#### What this task involves
Search the material below for the word "levillageroyal". Copy every line that has it.

(Dataset records)
◆ ◆ ◆

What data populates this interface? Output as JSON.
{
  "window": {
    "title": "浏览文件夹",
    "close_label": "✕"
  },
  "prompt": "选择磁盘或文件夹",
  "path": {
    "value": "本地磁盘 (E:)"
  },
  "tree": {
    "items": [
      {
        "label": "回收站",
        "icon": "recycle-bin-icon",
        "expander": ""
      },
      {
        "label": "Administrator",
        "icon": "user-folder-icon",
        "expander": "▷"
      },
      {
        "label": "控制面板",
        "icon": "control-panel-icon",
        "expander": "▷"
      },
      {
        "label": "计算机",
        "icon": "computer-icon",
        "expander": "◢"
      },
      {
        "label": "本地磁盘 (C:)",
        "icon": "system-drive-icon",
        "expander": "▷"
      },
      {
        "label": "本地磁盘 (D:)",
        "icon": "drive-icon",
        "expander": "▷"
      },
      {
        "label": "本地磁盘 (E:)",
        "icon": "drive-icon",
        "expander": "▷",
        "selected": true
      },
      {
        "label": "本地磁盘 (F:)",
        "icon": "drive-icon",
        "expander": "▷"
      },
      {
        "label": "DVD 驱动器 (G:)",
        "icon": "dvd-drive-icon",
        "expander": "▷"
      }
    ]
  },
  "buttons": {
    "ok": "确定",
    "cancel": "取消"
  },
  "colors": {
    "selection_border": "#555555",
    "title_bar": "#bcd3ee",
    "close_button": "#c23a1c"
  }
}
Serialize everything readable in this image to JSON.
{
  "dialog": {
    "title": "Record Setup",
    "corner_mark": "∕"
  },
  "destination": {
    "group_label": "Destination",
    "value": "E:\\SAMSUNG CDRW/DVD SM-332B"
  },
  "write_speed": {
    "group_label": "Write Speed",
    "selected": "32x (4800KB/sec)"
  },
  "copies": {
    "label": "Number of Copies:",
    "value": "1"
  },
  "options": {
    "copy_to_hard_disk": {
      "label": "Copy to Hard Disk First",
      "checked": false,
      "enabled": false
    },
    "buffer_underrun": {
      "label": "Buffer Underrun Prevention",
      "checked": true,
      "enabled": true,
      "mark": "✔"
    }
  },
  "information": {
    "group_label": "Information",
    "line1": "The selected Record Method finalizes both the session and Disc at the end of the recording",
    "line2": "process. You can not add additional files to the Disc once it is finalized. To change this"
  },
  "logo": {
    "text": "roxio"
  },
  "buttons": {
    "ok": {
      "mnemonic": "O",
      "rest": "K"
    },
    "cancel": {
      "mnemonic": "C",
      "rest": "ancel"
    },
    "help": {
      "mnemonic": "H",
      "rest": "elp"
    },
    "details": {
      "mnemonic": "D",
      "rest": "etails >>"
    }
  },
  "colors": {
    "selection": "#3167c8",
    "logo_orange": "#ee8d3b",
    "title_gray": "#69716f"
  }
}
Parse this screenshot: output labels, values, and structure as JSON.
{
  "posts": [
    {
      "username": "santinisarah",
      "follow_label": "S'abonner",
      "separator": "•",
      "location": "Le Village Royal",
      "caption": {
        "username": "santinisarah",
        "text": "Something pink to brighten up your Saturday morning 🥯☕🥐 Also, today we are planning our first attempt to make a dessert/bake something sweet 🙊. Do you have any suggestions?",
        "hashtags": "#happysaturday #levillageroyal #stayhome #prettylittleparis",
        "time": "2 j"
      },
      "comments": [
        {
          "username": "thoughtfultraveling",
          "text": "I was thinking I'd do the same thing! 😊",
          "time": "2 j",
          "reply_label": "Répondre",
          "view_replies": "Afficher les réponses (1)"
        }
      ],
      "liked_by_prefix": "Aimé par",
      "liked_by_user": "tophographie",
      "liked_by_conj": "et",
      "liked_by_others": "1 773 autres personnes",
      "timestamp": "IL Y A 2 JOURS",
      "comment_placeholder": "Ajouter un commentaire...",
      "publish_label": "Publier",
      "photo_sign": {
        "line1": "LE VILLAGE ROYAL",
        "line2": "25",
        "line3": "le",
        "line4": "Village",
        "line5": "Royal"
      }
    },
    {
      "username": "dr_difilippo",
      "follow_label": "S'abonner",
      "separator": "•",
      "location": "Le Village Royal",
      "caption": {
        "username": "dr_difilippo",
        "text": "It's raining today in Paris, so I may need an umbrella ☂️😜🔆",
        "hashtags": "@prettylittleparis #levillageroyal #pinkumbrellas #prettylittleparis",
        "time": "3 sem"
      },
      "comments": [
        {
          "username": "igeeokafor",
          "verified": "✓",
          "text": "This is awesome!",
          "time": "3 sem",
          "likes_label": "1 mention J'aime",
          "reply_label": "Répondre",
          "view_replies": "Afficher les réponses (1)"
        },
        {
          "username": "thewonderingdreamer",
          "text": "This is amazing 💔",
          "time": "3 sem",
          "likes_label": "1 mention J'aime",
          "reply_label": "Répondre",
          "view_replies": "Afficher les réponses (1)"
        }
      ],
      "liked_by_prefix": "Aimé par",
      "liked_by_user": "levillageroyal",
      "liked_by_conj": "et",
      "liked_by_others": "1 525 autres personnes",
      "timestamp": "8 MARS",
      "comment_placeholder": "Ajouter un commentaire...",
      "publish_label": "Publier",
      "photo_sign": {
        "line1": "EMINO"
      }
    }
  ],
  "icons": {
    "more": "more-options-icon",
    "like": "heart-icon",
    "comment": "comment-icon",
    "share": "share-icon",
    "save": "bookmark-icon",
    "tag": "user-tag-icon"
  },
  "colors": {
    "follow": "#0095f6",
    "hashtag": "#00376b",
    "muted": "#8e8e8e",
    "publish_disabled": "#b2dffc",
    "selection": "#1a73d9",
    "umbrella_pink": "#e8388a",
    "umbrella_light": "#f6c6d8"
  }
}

◆ ◆ ◆

#### Answer to the problem
        "hashtags": "#happysaturday #levillageroyal #stayhome #prettylittleparis",
        "hashtags": "@prettylittleparis #levillageroyal #pinkumbrellas #prettylittleparis",
      "liked_by_user": "levillageroyal",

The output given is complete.